[The task] Your task is to transcribe all the entries exactly, excluding pictures.

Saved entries
* * * * * * *
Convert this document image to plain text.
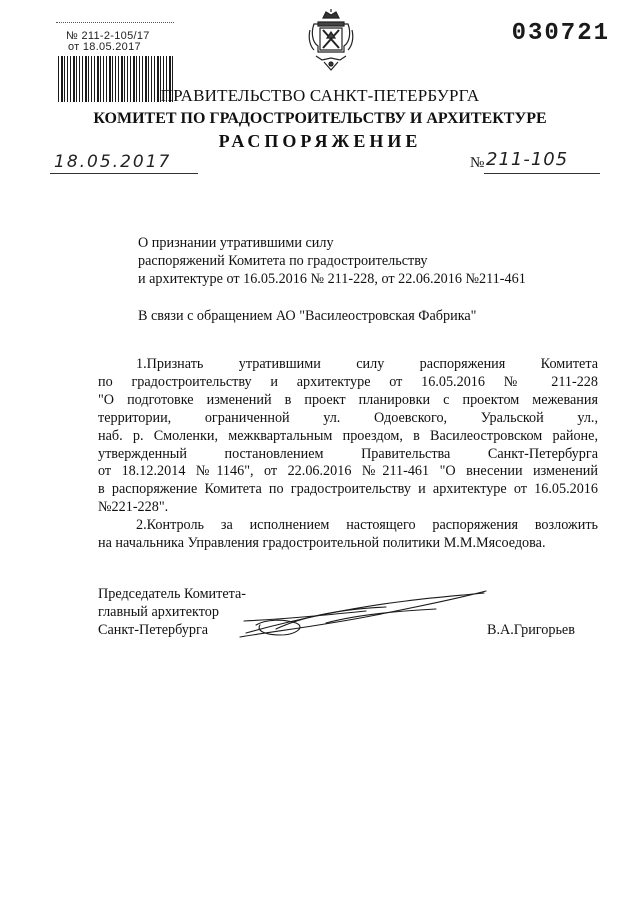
№ 211-2-105/17
от 18.05.2017	030721
ПРАВИТЕЛЬСТВО САНКТ-ПЕТЕРБУРГА
КОМИТЕТ ПО ГРАДОСТРОИТЕЛЬСТВУ И АРХИТЕКТУРЕ
РАСПОРЯЖЕНИЕ
18.05.2017	№ 211-105
О признании утратившими силу
распоряжений Комитета по градостроительству
и архитектуре от 16.05.2016 № 211-228, от 22.06.2016 №211-461
В связи с обращением АО "Василеостровская Фабрика"
1.Признать утратившими силу распоряжения Комитета
по градостроительству и архитектуре от 16.05.2016 № 211-228
"О подготовке изменений в проект планировки с проектом межевания
территории, ограниченной ул. Одоевского, Уральской ул.,
наб. р. Смоленки, межквартальным проездом, в Василеостровском районе,
утвержденный постановлением Правительства Санкт-Петербурга
от 18.12.2014 №1146", от 22.06.2016 №211-461 "О внесении изменений
в распоряжение Комитета по градостроительству и архитектуре от 16.05.2016
№221-228".
2.Контроль за исполнением настоящего распоряжения возложить
на начальника Управления градостроительной политики М.М.Мясоедова.
Председатель Комитета-
главный архитектор
Санкт-Петербурга	В.А.Григорьев
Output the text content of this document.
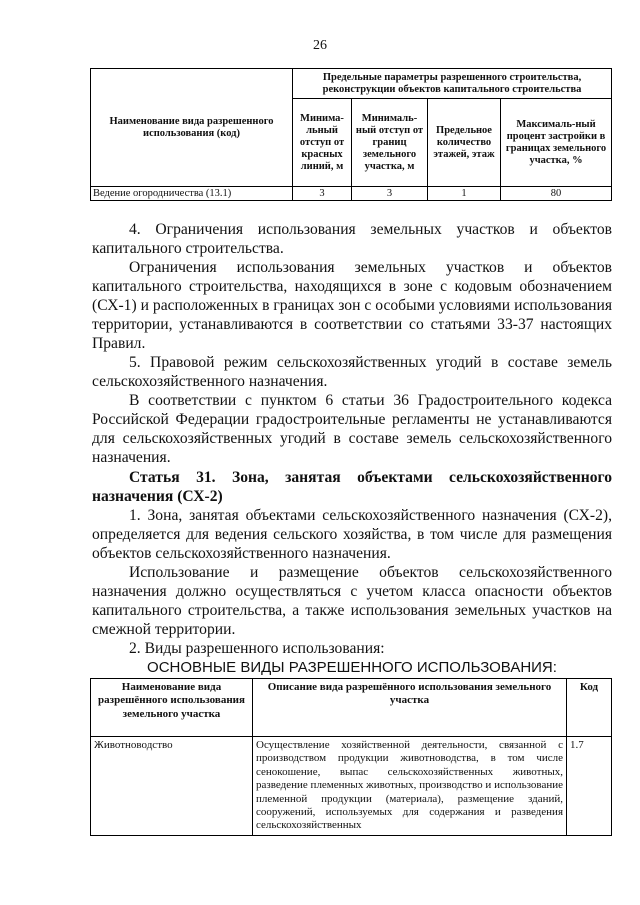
26
Наименование вида разрешенного использования (код)	Предельные параметры разрешенного строительства, реконструкции объектов капитального строительства			
	Минима-льный отступ от красных линий, м	Минималь-ный отступ от границ земельного участка, м	Предельное количество этажей, этаж	Максималь-ный процент застройки в границах земельного участка, %
Ведение огородничества (13.1)	3	3	1	80

4. Ограничения использования земельных участков и объектов капитального строительства.

Ограничения использования земельных участков и объектов капитального строительства, находящихся в зоне с кодовым обозначением (СХ-1) и расположенных в границах зон с особыми условиями использования территории, устанавливаются в соответствии со статьями 33-37 настоящих Правил.

5. Правовой режим сельскохозяйственных угодий в составе земель сельскохозяйственного назначения.

В соответствии с пунктом 6 статьи 36 Градостроительного кодекса Российской Федерации градостроительные регламенты не устанавливаются для сельскохозяйственных угодий в составе земель сельскохозяйственного назначения.

Статья 31. Зона, занятая объектами сельскохозяйственного назначения (СХ-2)

1. Зона, занятая объектами сельскохозяйственного назначения (СХ-2), определяется для ведения сельского хозяйства, в том числе для размещения объектов сельскохозяйственного назначения.

Использование и размещение объектов сельскохозяйственного назначения должно осуществляться с учетом класса опасности объектов капитального строительства, а также использования земельных участков на смежной территории.

2. Виды разрешенного использования:

ОСНОВНЫЕ ВИДЫ РАЗРЕШЕННОГО ИСПОЛЬЗОВАНИЯ:
Наименование вида разрешённого использования земельного участка	Описание вида разрешённого использования земельного участка	Код
Животноводство	Осуществление хозяйственной деятельности, связанной с производством продукции животноводства, в том числе сенокошение, выпас сельскохозяйственных животных, разведение племенных животных, производство и использование племенной продукции (материала), размещение зданий, сооружений, используемых для содержания и разведения сельскохозяйственных	1.7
* * * * * * *
[Solution]
Convert this document image to plain text.
№ 211-2-105/17
от 18.05.2017	030721
ПРАВИТЕЛЬСТВО САНКТ-ПЕТЕРБУРГА
КОМИТЕТ ПО ГРАДОСТРОИТЕЛЬСТВУ И АРХИТЕКТУРЕ
РАСПОРЯЖЕНИЕ
18.05.2017	№ 211-105
О признании утратившими силу
распоряжений Комитета по градостроительству
и архитектуре от 16.05.2016 № 211-228, от 22.06.2016 №211-461
В связи с обращением АО "Василеостровская Фабрика"
1.Признать утратившими силу распоряжения Комитета
по градостроительству и архитектуре от 16.05.2016 № 211-228
"О подготовке изменений в проект планировки с проектом межевания
территории, ограниченной ул. Одоевского, Уральской ул.,
наб. р. Смоленки, межквартальным проездом, в Василеостровском районе,
утвержденный постановлением Правительства Санкт-Петербурга
от 18.12.2014 №1146", от 22.06.2016 №211-461 "О внесении изменений
в распоряжение Комитета по градостроительству и архитектуре от 16.05.2016
№221-228".
2.Контроль за исполнением настоящего распоряжения возложить
на начальника Управления градостроительной политики М.М.Мясоедова.
Председатель Комитета-
главный архитектор
Санкт-Петербурга	В.А.Григорьев
Output the text content of this document.
26
Наименование вида разрешенного использования (код)	Предельные параметры разрешенного строительства, реконструкции объектов капитального строительства			
	Минима-льный отступ от красных линий, м	Минималь-ный отступ от границ земельного участка, м	Предельное количество этажей, этаж	Максималь-ный процент застройки в границах земельного участка, %
Ведение огородничества (13.1)	3	3	1	80

4. Ограничения использования земельных участков и объектов капитального строительства.

Ограничения использования земельных участков и объектов капитального строительства, находящихся в зоне с кодовым обозначением (СХ-1) и расположенных в границах зон с особыми условиями использования территории, устанавливаются в соответствии со статьями 33-37 настоящих Правил.

5. Правовой режим сельскохозяйственных угодий в составе земель сельскохозяйственного назначения.

В соответствии с пунктом 6 статьи 36 Градостроительного кодекса Российской Федерации градостроительные регламенты не устанавливаются для сельскохозяйственных угодий в составе земель сельскохозяйственного назначения.

Статья 31. Зона, занятая объектами сельскохозяйственного назначения (СХ-2)

1. Зона, занятая объектами сельскохозяйственного назначения (СХ-2), определяется для ведения сельского хозяйства, в том числе для размещения объектов сельскохозяйственного назначения.

Использование и размещение объектов сельскохозяйственного назначения должно осуществляться с учетом класса опасности объектов капитального строительства, а также использования земельных участков на смежной территории.

2. Виды разрешенного использования:

ОСНОВНЫЕ ВИДЫ РАЗРЕШЕННОГО ИСПОЛЬЗОВАНИЯ:
Наименование вида разрешённого использования земельного участка	Описание вида разрешённого использования земельного участка	Код
Животноводство	Осуществление хозяйственной деятельности, связанной с производством продукции животноводства, в том числе сенокошение, выпас сельскохозяйственных животных, разведение племенных животных, производство и использование племенной продукции (материала), размещение зданий, сооружений, используемых для содержания и разведения сельскохозяйственных	1.7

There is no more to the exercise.